- _Problem requirements_: Copy every one of the following entries verbatim, line by line, leaving out the pictures.

- _Provided data_:
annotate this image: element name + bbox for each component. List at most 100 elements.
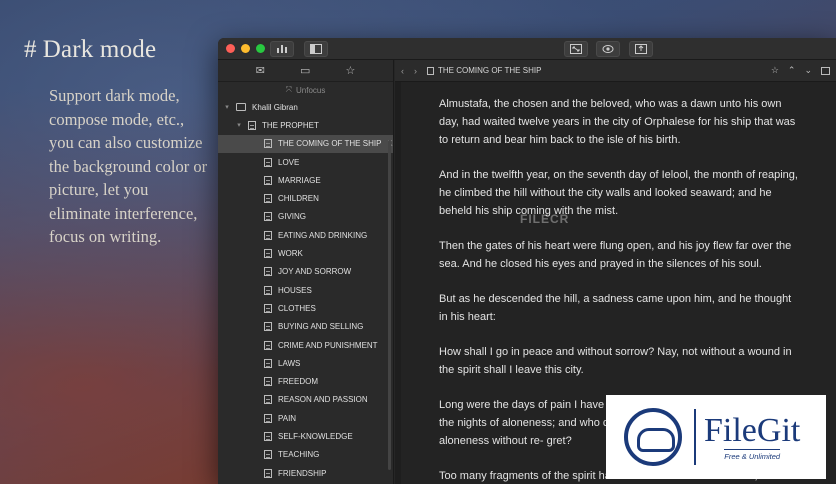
unfocus-label: Unfocus xyxy=(296,85,326,95)
forward-arrow-icon[interactable]: › xyxy=(414,66,417,76)
chapter-item[interactable]: LAWS xyxy=(218,354,393,372)
chapter-label: THE COMING OF THE SHIP xyxy=(278,139,382,149)
chapter-item[interactable]: FRIENDSHIP xyxy=(218,464,393,482)
promo-panel: # Dark mode Support dark mode, compose m… xyxy=(24,36,209,249)
chapter-item[interactable]: SELF-KNOWLEDGE xyxy=(218,427,393,445)
chapter-label: REASON AND PASSION xyxy=(278,395,368,405)
stats-button[interactable] xyxy=(270,41,294,57)
document-icon xyxy=(264,267,272,277)
watermark-badge: FileGit Free & Unlimited xyxy=(606,395,826,479)
chapter-item[interactable]: JOY AND SORROW xyxy=(218,263,393,281)
chapter-label: FRIENDSHIP xyxy=(278,468,327,478)
title-bar xyxy=(218,38,836,60)
chevron-down-icon[interactable]: ▾ xyxy=(234,121,244,129)
document-icon xyxy=(248,120,256,130)
zoom-window-button[interactable] xyxy=(256,44,265,53)
minimize-window-button[interactable] xyxy=(241,44,250,53)
book-label: THE PROPHET xyxy=(262,120,319,130)
document-icon xyxy=(264,468,272,478)
close-window-button[interactable] xyxy=(226,44,235,53)
chapter-label: PAIN xyxy=(278,413,297,423)
editor-header-actions: ☆ ⌃ ⌄ xyxy=(771,65,830,76)
expand-icon xyxy=(570,44,582,54)
paragraph[interactable]: How shall I go in peace and without sorr… xyxy=(439,343,799,379)
document-icon xyxy=(264,303,272,313)
chapter-item[interactable]: MARRIAGE xyxy=(218,171,393,189)
chapter-item[interactable]: EATING AND DRINKING xyxy=(218,226,393,244)
star-icon[interactable]: ☆ xyxy=(346,64,356,77)
author-label: Khalil Gibran xyxy=(252,102,298,112)
chapter-list: THE COMING OF THE SHIPK LOVE MARRIAGE CHILD… xyxy=(218,134,393,483)
watermark-divider xyxy=(694,409,696,465)
editor-doc-title: THE COMING OF THE SHIP xyxy=(438,66,542,75)
promo-title: # Dark mode xyxy=(24,36,209,64)
window-controls xyxy=(226,44,265,53)
chapter-item[interactable]: FREEDOM xyxy=(218,372,393,390)
chapter-item[interactable]: PAIN xyxy=(218,409,393,427)
inbox-icon[interactable]: ✉ xyxy=(256,64,265,77)
chapter-item[interactable]: WORK xyxy=(218,244,393,262)
promo-description: Support dark mode, compose mode, etc., y… xyxy=(49,86,208,246)
sidebar-toolbar: ✉ ▭ ☆ xyxy=(218,60,393,82)
chapter-item[interactable]: THE COMING OF THE SHIPK xyxy=(218,134,393,153)
brand-name: FileGit xyxy=(704,412,801,449)
chevron-down-icon[interactable]: ⌄ xyxy=(804,65,812,76)
star-icon[interactable]: ☆ xyxy=(771,65,779,76)
tree-book[interactable]: ▾ THE PROPHET xyxy=(218,116,393,134)
sidebar: ✉ ▭ ☆ ⤧ Unfocus ▾ Khalil Gibran ▾ THE PR… xyxy=(218,60,394,484)
document-icon xyxy=(264,194,272,204)
share-button[interactable] xyxy=(629,41,653,57)
chapter-label: CRIME AND PUNISHMENT xyxy=(278,340,378,350)
split-view-icon[interactable] xyxy=(821,66,830,75)
paragraph[interactable]: But as he descended the hill, a sadness … xyxy=(439,290,799,326)
chapter-item[interactable]: TEACHING xyxy=(218,446,393,464)
collapse-icon: ⤧ xyxy=(285,85,293,94)
chapter-label: TEACHING xyxy=(278,450,320,460)
cloud-logo-icon xyxy=(624,408,682,466)
chapter-label: BUYING AND SELLING xyxy=(278,322,364,332)
chapter-label: LOVE xyxy=(278,157,300,167)
chapter-label: WORK xyxy=(278,249,303,259)
document-icon xyxy=(264,322,272,332)
tree-author[interactable]: ▾ Khalil Gibran xyxy=(218,98,393,116)
toggle-sidebar-button[interactable] xyxy=(304,41,328,57)
chapter-label: GIVING xyxy=(278,212,307,222)
eye-icon xyxy=(602,45,614,53)
chapter-label: SELF-KNOWLEDGE xyxy=(278,431,353,441)
document-icon xyxy=(264,175,272,185)
document-icon xyxy=(264,450,272,460)
document-icon xyxy=(264,157,272,167)
chapter-label: CHILDREN xyxy=(278,194,319,204)
chapter-item[interactable]: REASON AND PASSION xyxy=(218,391,393,409)
document-tree: ▾ Khalil Gibran ▾ THE PROPHET THE COMING… xyxy=(218,98,393,482)
paragraph[interactable]: Almustafa, the chosen and the beloved, w… xyxy=(439,95,799,149)
chevron-up-icon[interactable]: ⌃ xyxy=(788,65,796,76)
document-icon xyxy=(264,431,272,441)
sidebar-icon xyxy=(310,44,322,54)
document-icon xyxy=(264,230,272,240)
document-icon xyxy=(264,212,272,222)
document-icon xyxy=(264,285,272,295)
document-icon xyxy=(264,358,272,368)
chapter-item[interactable]: LOVE xyxy=(218,153,393,171)
chapter-item[interactable]: CLOTHES xyxy=(218,299,393,317)
share-icon xyxy=(635,44,647,54)
library-icon[interactable]: ▭ xyxy=(300,64,310,77)
chapter-item[interactable]: CRIME AND PUNISHMENT xyxy=(218,336,393,354)
paragraph[interactable]: Then the gates of his heart were flung o… xyxy=(439,237,799,273)
unfocus-button[interactable]: ⤧ Unfocus xyxy=(218,82,393,98)
chapter-item[interactable]: HOUSES xyxy=(218,281,393,299)
chapter-label: CLOTHES xyxy=(278,303,316,313)
sidebar-scrollbar[interactable] xyxy=(388,140,391,470)
overlay-watermark: FILECR xyxy=(520,212,570,226)
bar-chart-icon xyxy=(277,45,287,53)
preview-button[interactable] xyxy=(596,41,620,57)
fullscreen-button[interactable] xyxy=(564,41,588,57)
chevron-down-icon[interactable]: ▾ xyxy=(222,103,232,111)
chapter-item[interactable]: CHILDREN xyxy=(218,189,393,207)
chapter-label: FREEDOM xyxy=(278,377,318,387)
chapter-item[interactable]: BUYING AND SELLING xyxy=(218,318,393,336)
paragraph[interactable]: And in the twelfth year, on the seventh … xyxy=(439,166,799,220)
back-arrow-icon[interactable]: ‹ xyxy=(401,66,404,76)
chapter-item[interactable]: GIVING xyxy=(218,208,393,226)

- _Solution for this exercise_:
annotate this image: element name + bbox for each component. List at most 100 elements.
unfocus-label: Unfocus xyxy=(296,85,326,95)
forward-arrow-icon[interactable]: › xyxy=(414,66,417,76)
chapter-item[interactable]: LAWS xyxy=(218,354,393,372)
chapter-label: THE COMING OF THE SHIP xyxy=(278,139,382,149)
chapter-item[interactable]: FRIENDSHIP xyxy=(218,464,393,482)
promo-panel: # Dark mode Support dark mode, compose m… xyxy=(24,36,209,249)
chapter-item[interactable]: SELF-KNOWLEDGE xyxy=(218,427,393,445)
chapter-label: REASON AND PASSION xyxy=(278,395,368,405)
stats-button[interactable] xyxy=(270,41,294,57)
document-icon xyxy=(264,267,272,277)
watermark-badge: FileGit Free & Unlimited xyxy=(606,395,826,479)
chapter-item[interactable]: JOY AND SORROW xyxy=(218,263,393,281)
chapter-label: FRIENDSHIP xyxy=(278,468,327,478)
title-bar xyxy=(218,38,836,60)
chevron-down-icon[interactable]: ▾ xyxy=(234,121,244,129)
document-icon xyxy=(248,120,256,130)
zoom-window-button[interactable] xyxy=(256,44,265,53)
minimize-window-button[interactable] xyxy=(241,44,250,53)
book-label: THE PROPHET xyxy=(262,120,319,130)
document-icon xyxy=(264,468,272,478)
close-window-button[interactable] xyxy=(226,44,235,53)
chapter-label: PAIN xyxy=(278,413,297,423)
editor-header-actions: ☆ ⌃ ⌄ xyxy=(771,65,830,76)
expand-icon xyxy=(570,44,582,54)
paragraph[interactable]: How shall I go in peace and without sorr… xyxy=(439,343,799,379)
document-icon xyxy=(264,303,272,313)
chapter-item[interactable]: MARRIAGE xyxy=(218,171,393,189)
chapter-item[interactable]: EATING AND DRINKING xyxy=(218,226,393,244)
star-icon[interactable]: ☆ xyxy=(346,64,356,77)
author-label: Khalil Gibran xyxy=(252,102,298,112)
chapter-list: THE COMING OF THE SHIPK LOVE MARRIAGE CHILD… xyxy=(218,134,393,483)
watermark-divider xyxy=(694,409,696,465)
editor-doc-title: THE COMING OF THE SHIP xyxy=(438,66,542,75)
promo-title: # Dark mode xyxy=(24,36,209,64)
window-controls xyxy=(226,44,265,53)
chapter-item[interactable]: FREEDOM xyxy=(218,372,393,390)
chapter-item[interactable]: PAIN xyxy=(218,409,393,427)
inbox-icon[interactable]: ✉ xyxy=(256,64,265,77)
chapter-item[interactable]: WORK xyxy=(218,244,393,262)
promo-description: Support dark mode, compose mode, etc., y… xyxy=(49,86,208,246)
sidebar-toolbar: ✉ ▭ ☆ xyxy=(218,60,393,82)
chapter-item[interactable]: THE COMING OF THE SHIPK xyxy=(218,134,393,153)
brand-name: FileGit xyxy=(704,412,801,449)
chevron-down-icon[interactable]: ⌄ xyxy=(804,65,812,76)
star-icon[interactable]: ☆ xyxy=(771,65,779,76)
tree-book[interactable]: ▾ THE PROPHET xyxy=(218,116,393,134)
sidebar: ✉ ▭ ☆ ⤧ Unfocus ▾ Khalil Gibran ▾ THE PR… xyxy=(218,60,394,484)
document-icon xyxy=(264,194,272,204)
share-button[interactable] xyxy=(629,41,653,57)
chapter-label: CRIME AND PUNISHMENT xyxy=(278,340,378,350)
split-view-icon[interactable] xyxy=(821,66,830,75)
paragraph[interactable]: But as he descended the hill, a sadness … xyxy=(439,290,799,326)
chapter-item[interactable]: TEACHING xyxy=(218,446,393,464)
collapse-icon: ⤧ xyxy=(285,85,293,94)
chapter-label: TEACHING xyxy=(278,450,320,460)
cloud-logo-icon xyxy=(624,408,682,466)
chapter-label: BUYING AND SELLING xyxy=(278,322,364,332)
chapter-label: LOVE xyxy=(278,157,300,167)
chapter-label: WORK xyxy=(278,249,303,259)
document-icon xyxy=(264,322,272,332)
tree-author[interactable]: ▾ Khalil Gibran xyxy=(218,98,393,116)
toggle-sidebar-button[interactable] xyxy=(304,41,328,57)
chapter-label: GIVING xyxy=(278,212,307,222)
eye-icon xyxy=(602,45,614,53)
chapter-label: SELF-KNOWLEDGE xyxy=(278,431,353,441)
document-icon xyxy=(264,175,272,185)
document-icon xyxy=(264,450,272,460)
document-icon xyxy=(264,157,272,167)
chapter-label: CHILDREN xyxy=(278,194,319,204)
chapter-item[interactable]: REASON AND PASSION xyxy=(218,391,393,409)
document-tree: ▾ Khalil Gibran ▾ THE PROPHET THE COMING… xyxy=(218,98,393,482)
paragraph[interactable]: Almustafa, the chosen and the beloved, w… xyxy=(439,95,799,149)
chevron-up-icon[interactable]: ⌃ xyxy=(788,65,796,76)
document-icon xyxy=(264,431,272,441)
sidebar-icon xyxy=(310,44,322,54)
document-icon xyxy=(264,230,272,240)
document-icon xyxy=(264,212,272,222)
document-icon xyxy=(264,285,272,295)
document-icon xyxy=(264,358,272,368)
chapter-item[interactable]: LOVE xyxy=(218,153,393,171)
chapter-item[interactable]: CLOTHES xyxy=(218,299,393,317)
share-icon xyxy=(635,44,647,54)
library-icon[interactable]: ▭ xyxy=(300,64,310,77)
chapter-item[interactable]: CRIME AND PUNISHMENT xyxy=(218,336,393,354)
paragraph[interactable]: Then the gates of his heart were flung o… xyxy=(439,237,799,273)
unfocus-button[interactable]: ⤧ Unfocus xyxy=(218,82,393,98)
chapter-item[interactable]: HOUSES xyxy=(218,281,393,299)
chapter-label: CLOTHES xyxy=(278,303,316,313)
sidebar-scrollbar[interactable] xyxy=(388,140,391,470)
overlay-watermark: FILECR xyxy=(520,212,570,226)
bar-chart-icon xyxy=(277,45,287,53)
preview-button[interactable] xyxy=(596,41,620,57)
fullscreen-button[interactable] xyxy=(564,41,588,57)
chevron-down-icon[interactable]: ▾ xyxy=(222,103,232,111)
chapter-item[interactable]: CHILDREN xyxy=(218,189,393,207)
chapter-label: FREEDOM xyxy=(278,377,318,387)
chapter-item[interactable]: BUYING AND SELLING xyxy=(218,318,393,336)
paragraph[interactable]: And in the twelfth year, on the seventh … xyxy=(439,166,799,220)
back-arrow-icon[interactable]: ‹ xyxy=(401,66,404,76)
chapter-item[interactable]: GIVING xyxy=(218,208,393,226)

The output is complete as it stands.